(Data excerpts)
——

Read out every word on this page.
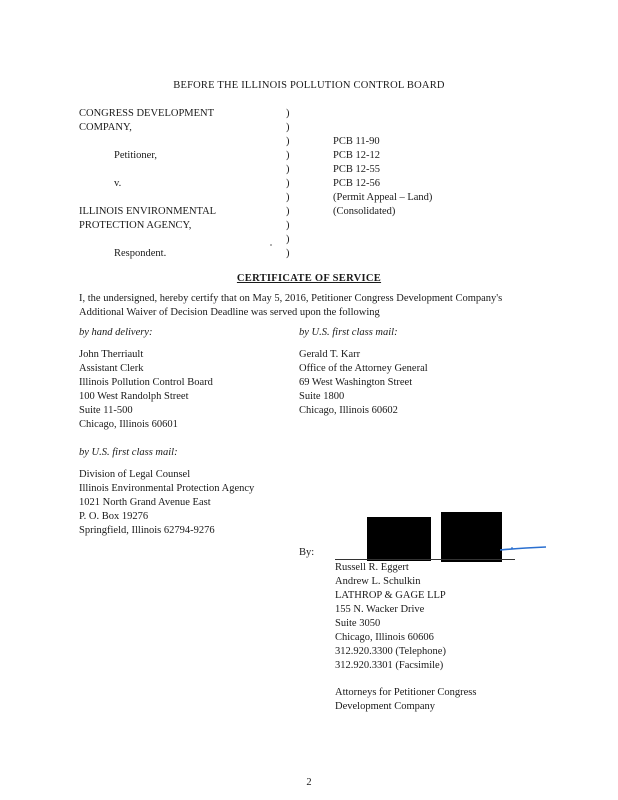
BEFORE THE ILLINOIS POLLUTION CONTROL BOARD
CONGRESS DEVELOPMENT
COMPANY,
Petitioner,
v.
ILLINOIS ENVIRONMENTAL
PROTECTION AGENCY,
Respondent.
)
)
)
)
)
)
)
)
)
)
)
PCB 11-90
PCB 12-12
PCB 12-55
PCB 12-56
(Permit Appeal – Land)
(Consolidated)
CERTIFICATE OF SERVICE
I, the undersigned, hereby certify that on May 5, 2016, Petitioner Congress Development Company's Additional Waiver of Decision Deadline was served upon the following
by hand delivery:
John Therriault
Assistant Clerk
Illinois Pollution Control Board
100 West Randolph Street
Suite 11-500
Chicago, Illinois 60601
by U.S. first class mail:
Gerald T. Karr
Office of the Attorney General
69 West Washington Street
Suite 1800
Chicago, Illinois 60602
by U.S. first class mail:
Division of Legal Counsel
Illinois Environmental Protection Agency
1021 North Grand Avenue East
P. O. Box 19276
Springfield, Illinois 62794-9276
By:
Russell R. Eggert
Andrew L. Schulkin
LATHROP & GAGE LLP
155 N. Wacker Drive
Suite 3050
Chicago, Illinois 60606
312.920.3300 (Telephone)
312.920.3301 (Facsimile)
Attorneys for Petitioner Congress
Development Company
2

——

▶ **GIVEN INSTRUCTION**: Omit each picture, then return all of the listing exactly as it stands.

▶ **ANSWER FOR THE TASK**:
Read out every word on this page.
BEFORE THE ILLINOIS POLLUTION CONTROL BOARD
CONGRESS DEVELOPMENT
COMPANY,
Petitioner,
v.
ILLINOIS ENVIRONMENTAL
PROTECTION AGENCY,
Respondent.
)
)
)
)
)
)
)
)
)
)
)
PCB 11-90
PCB 12-12
PCB 12-55
PCB 12-56
(Permit Appeal – Land)
(Consolidated)
CERTIFICATE OF SERVICE
I, the undersigned, hereby certify that on May 5, 2016, Petitioner Congress Development Company's Additional Waiver of Decision Deadline was served upon the following
by hand delivery:
John Therriault
Assistant Clerk
Illinois Pollution Control Board
100 West Randolph Street
Suite 11-500
Chicago, Illinois 60601
by U.S. first class mail:
Gerald T. Karr
Office of the Attorney General
69 West Washington Street
Suite 1800
Chicago, Illinois 60602
by U.S. first class mail:
Division of Legal Counsel
Illinois Environmental Protection Agency
1021 North Grand Avenue East
P. O. Box 19276
Springfield, Illinois 62794-9276
By:
Russell R. Eggert
Andrew L. Schulkin
LATHROP & GAGE LLP
155 N. Wacker Drive
Suite 3050
Chicago, Illinois 60606
312.920.3300 (Telephone)
312.920.3301 (Facsimile)
Attorneys for Petitioner Congress
Development Company
2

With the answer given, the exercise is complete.